[WRITTEN TASK 1] In the judgment excerpt, rewrite the paragraph beginning "This is a joint appeal" as a short bulleted list that keeps its main facts.
[WRITTEN TASK 2]
Answer these questions from the judgment excerpt:
(a) Which justice is listed under Coram?
(b) Who appeared as counsel for the respondent?
(c) What sum did the Magistrate's Court award the respondent?
[WRITTEN TASK 3] Carry the judgment excerpt forward from its last sentence.
Start of EXCERPT PROVIDED
Civil Appeal Case No. 06 of 2010
BETWEEN:
NATASHA ITO NGUYEN
First Appellant
AND:
PATRICK TRANNE
Second Appellant
AND:
JEAN FRANÇOIS NGUYEN
Respondent
Coram: Justice D. V. Fatiaki
Counsels: Mrs. M. N. Patterson for the Appellants
Mr. C. Rarumai for the Respondent
Date of Decision: 8 November 2013.
JUDGMENT
- This is a joint appeal against the judgment of the Magistrate's Court awarding the respondent "VT700,000 for the damage caused to his marriage and family life" against the second appellant only. No award was made against the first appellant who was the respondent's estranged wife. Accordingly, on the court's reading of Section 18 (2) of the Matrimonial Causes Act the first appellant's appeal must be considered doubtful and incompetent.
End of EXCERPT PROVIDED
Start of RECORDS SHOWN
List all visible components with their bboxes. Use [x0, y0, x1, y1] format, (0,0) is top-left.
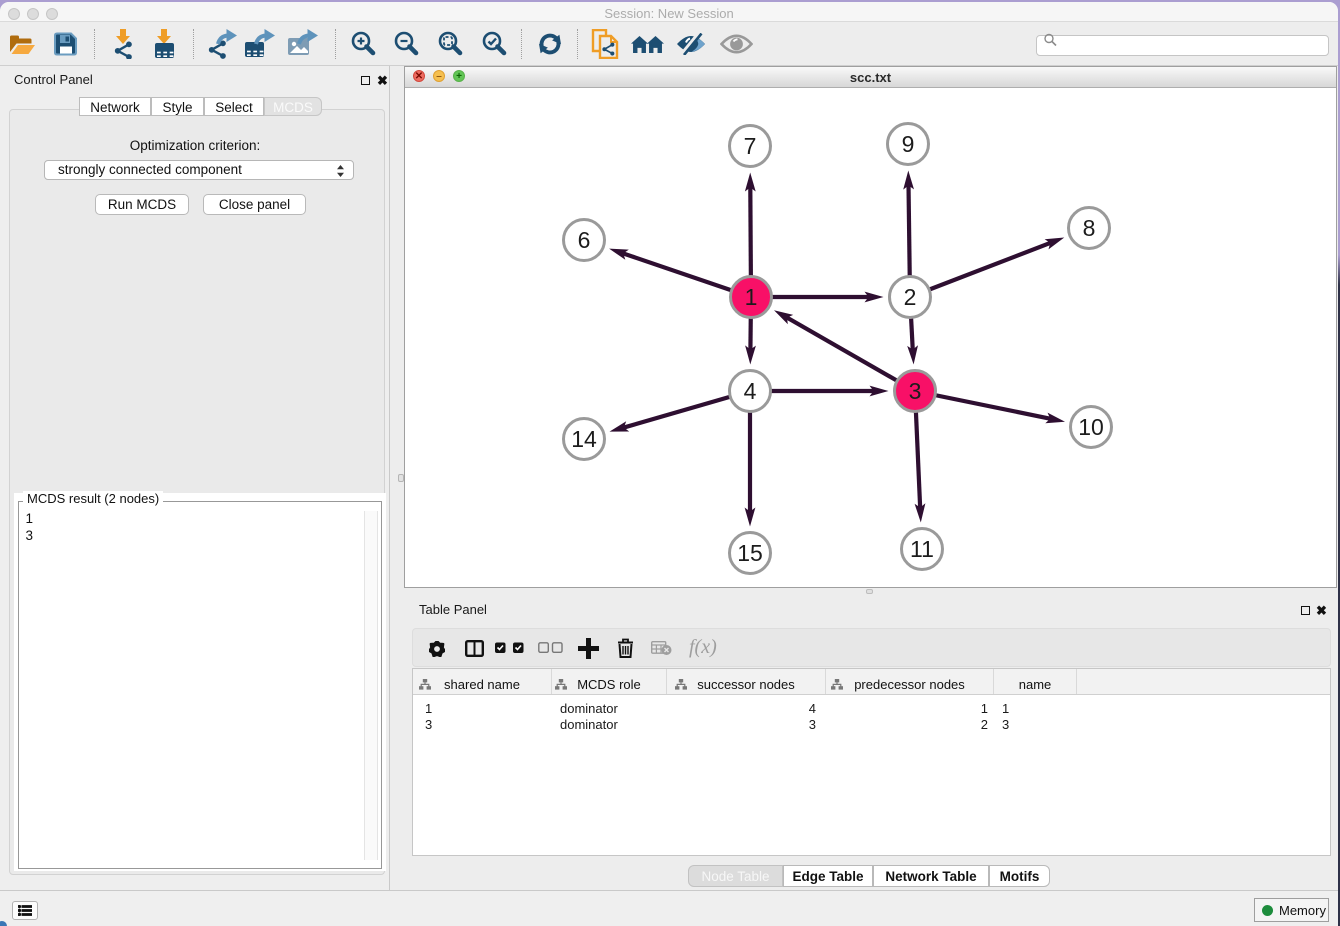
svg-text:1: 1	[745, 284, 758, 310]
svg-text:10: 10	[1078, 414, 1104, 440]
svg-text:4: 4	[744, 378, 757, 404]
svg-text:3: 3	[909, 378, 922, 404]
svg-text:15: 15	[737, 540, 763, 566]
svg-text:14: 14	[571, 426, 597, 452]
svg-text:2: 2	[904, 284, 917, 310]
svg-text:11: 11	[910, 536, 934, 562]
svg-text:7: 7	[744, 133, 757, 159]
svg-text:9: 9	[902, 131, 915, 157]
svg-text:8: 8	[1083, 215, 1096, 241]
svg-text:6: 6	[578, 227, 591, 253]
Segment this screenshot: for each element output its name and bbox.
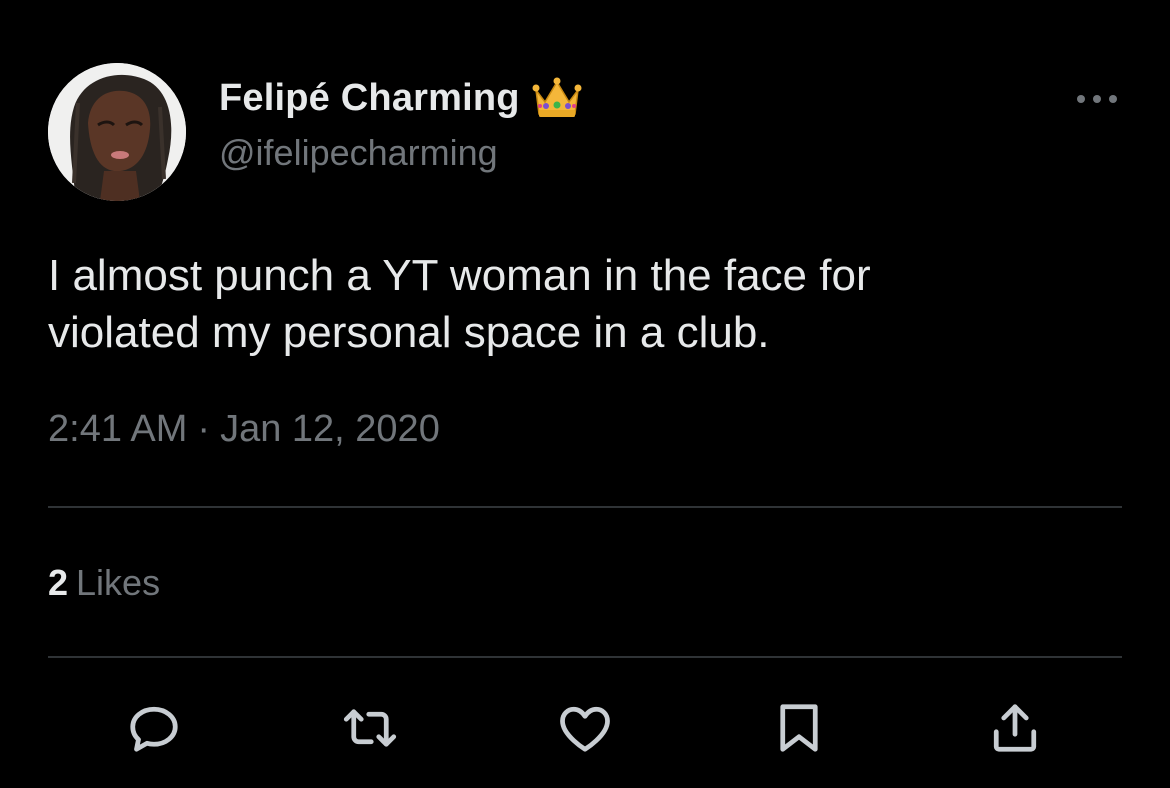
End of RECORDS SHOWN
[WRITTEN RESPONSE 1]
- The appeal is a joint one against a Magistrate's Court judgment.
- That judgment awarded the respondent "VT700,000 for the damage caused to his marriage and family life."
- The award was made against the second appellant only.
- No award was made against the first appellant, the respondent's estranged wife.
- On the court's reading of Section 18 (2) of the Matrimonial Causes Act, the first appellant's appeal must therefore be considered doubtful and incompetent.

[WRITTEN RESPONSE 2]
(a) Justice D. V. Fatiaki
(b) Mr. C. Rarumai
(c) VT700,000

[WRITTEN RESPONSE 3]
- Be that as it may from the very outset the proceedings in this case encountered problems in being commenced and entitled as a "Matrimonial Case" and then being converted by the magistrate's direction into a "Civil case". The claim also named the estranged wife as the first defendant yet sought no relief or orders against her and, finally, the case was decided without hearing oral evidence from the witnesses albeit with the
agreement of both counsels and in the absence of any request for cross examination.
- A brief chronology of relevant events may be summarized as follows:
- On 9 December 1995 the first appellant and the respondent were married in a civil ceremony at the Port Vila Town Hall;
- On 14 March 2006 the respondent filed a petition for dissolution of marriage in Matrimonial Cause No. 1 of 2006 on the sole ground:
"That the (first appellant) has since the celebration of marriage have committed adultery with another (unnamed) man".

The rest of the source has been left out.